__Short exercise__. Copy each line of the data below exactly, leaving out pictures.
[Dataset excerpts start]
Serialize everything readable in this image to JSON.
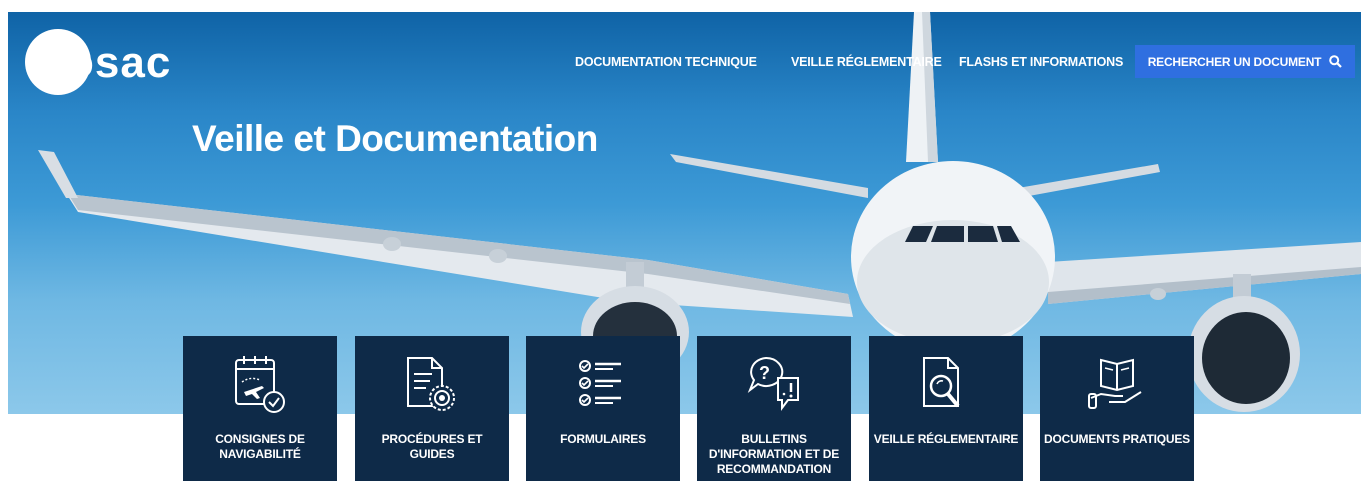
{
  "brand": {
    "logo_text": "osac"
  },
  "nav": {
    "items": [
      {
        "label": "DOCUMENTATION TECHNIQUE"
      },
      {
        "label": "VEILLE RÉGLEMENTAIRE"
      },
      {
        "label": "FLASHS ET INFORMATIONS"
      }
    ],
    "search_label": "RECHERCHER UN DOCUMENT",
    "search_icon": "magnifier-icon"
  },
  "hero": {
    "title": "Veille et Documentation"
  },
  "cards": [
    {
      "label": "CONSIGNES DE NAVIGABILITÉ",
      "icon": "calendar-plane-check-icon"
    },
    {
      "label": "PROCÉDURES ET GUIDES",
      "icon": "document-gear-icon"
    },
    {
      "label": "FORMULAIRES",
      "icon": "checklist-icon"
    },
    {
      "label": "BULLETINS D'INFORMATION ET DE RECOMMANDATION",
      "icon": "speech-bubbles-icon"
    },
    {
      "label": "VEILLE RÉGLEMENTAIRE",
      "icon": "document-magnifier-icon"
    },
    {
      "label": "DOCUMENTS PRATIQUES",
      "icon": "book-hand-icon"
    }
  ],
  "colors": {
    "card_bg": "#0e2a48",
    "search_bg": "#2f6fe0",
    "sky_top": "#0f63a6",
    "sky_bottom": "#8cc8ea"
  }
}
[Dataset excerpts end]
__Task response__.
Serialize everything readable in this image to JSON.
{
  "brand": {
    "logo_text": "osac"
  },
  "nav": {
    "items": [
      {
        "label": "DOCUMENTATION TECHNIQUE"
      },
      {
        "label": "VEILLE RÉGLEMENTAIRE"
      },
      {
        "label": "FLASHS ET INFORMATIONS"
      }
    ],
    "search_label": "RECHERCHER UN DOCUMENT",
    "search_icon": "magnifier-icon"
  },
  "hero": {
    "title": "Veille et Documentation"
  },
  "cards": [
    {
      "label": "CONSIGNES DE NAVIGABILITÉ",
      "icon": "calendar-plane-check-icon"
    },
    {
      "label": "PROCÉDURES ET GUIDES",
      "icon": "document-gear-icon"
    },
    {
      "label": "FORMULAIRES",
      "icon": "checklist-icon"
    },
    {
      "label": "BULLETINS D'INFORMATION ET DE RECOMMANDATION",
      "icon": "speech-bubbles-icon"
    },
    {
      "label": "VEILLE RÉGLEMENTAIRE",
      "icon": "document-magnifier-icon"
    },
    {
      "label": "DOCUMENTS PRATIQUES",
      "icon": "book-hand-icon"
    }
  ],
  "colors": {
    "card_bg": "#0e2a48",
    "search_bg": "#2f6fe0",
    "sky_top": "#0f63a6",
    "sky_bottom": "#8cc8ea"
  }
}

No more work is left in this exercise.